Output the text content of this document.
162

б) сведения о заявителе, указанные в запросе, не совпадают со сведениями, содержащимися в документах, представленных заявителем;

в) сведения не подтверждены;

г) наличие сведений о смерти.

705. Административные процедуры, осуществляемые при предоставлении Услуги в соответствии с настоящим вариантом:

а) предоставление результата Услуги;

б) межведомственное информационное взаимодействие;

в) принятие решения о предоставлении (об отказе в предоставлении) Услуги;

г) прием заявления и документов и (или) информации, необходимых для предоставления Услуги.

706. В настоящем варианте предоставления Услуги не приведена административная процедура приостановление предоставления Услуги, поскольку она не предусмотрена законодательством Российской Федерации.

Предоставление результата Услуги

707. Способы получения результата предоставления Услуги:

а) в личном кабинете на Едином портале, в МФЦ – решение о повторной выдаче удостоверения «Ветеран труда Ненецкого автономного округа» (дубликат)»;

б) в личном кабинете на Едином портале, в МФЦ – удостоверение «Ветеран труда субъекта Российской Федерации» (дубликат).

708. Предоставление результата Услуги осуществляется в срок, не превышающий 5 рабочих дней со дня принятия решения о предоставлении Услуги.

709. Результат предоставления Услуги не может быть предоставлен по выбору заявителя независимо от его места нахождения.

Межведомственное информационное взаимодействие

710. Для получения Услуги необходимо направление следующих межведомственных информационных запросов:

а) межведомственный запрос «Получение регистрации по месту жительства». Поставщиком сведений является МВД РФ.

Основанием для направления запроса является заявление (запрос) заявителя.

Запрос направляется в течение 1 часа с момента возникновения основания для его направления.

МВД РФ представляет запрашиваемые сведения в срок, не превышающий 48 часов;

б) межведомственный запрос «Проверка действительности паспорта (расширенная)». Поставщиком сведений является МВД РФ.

** INSTRUCTIONS FOR THE TASK **
Scan the material above. Return every line containing the string "предоставления".

** CORRECT OUTPUT **
г) прием заявления и документов и (или) информации, необходимых для предоставления Услуги.
706. В настоящем варианте предоставления Услуги не приведена административная процедура приостановление предоставления Услуги, поскольку она не предусмотрена законодательством Российской Федерации.
707. Способы получения результата предоставления Услуги:
709. Результат предоставления Услуги не может быть предоставлен по выбору заявителя независимо от его места нахождения.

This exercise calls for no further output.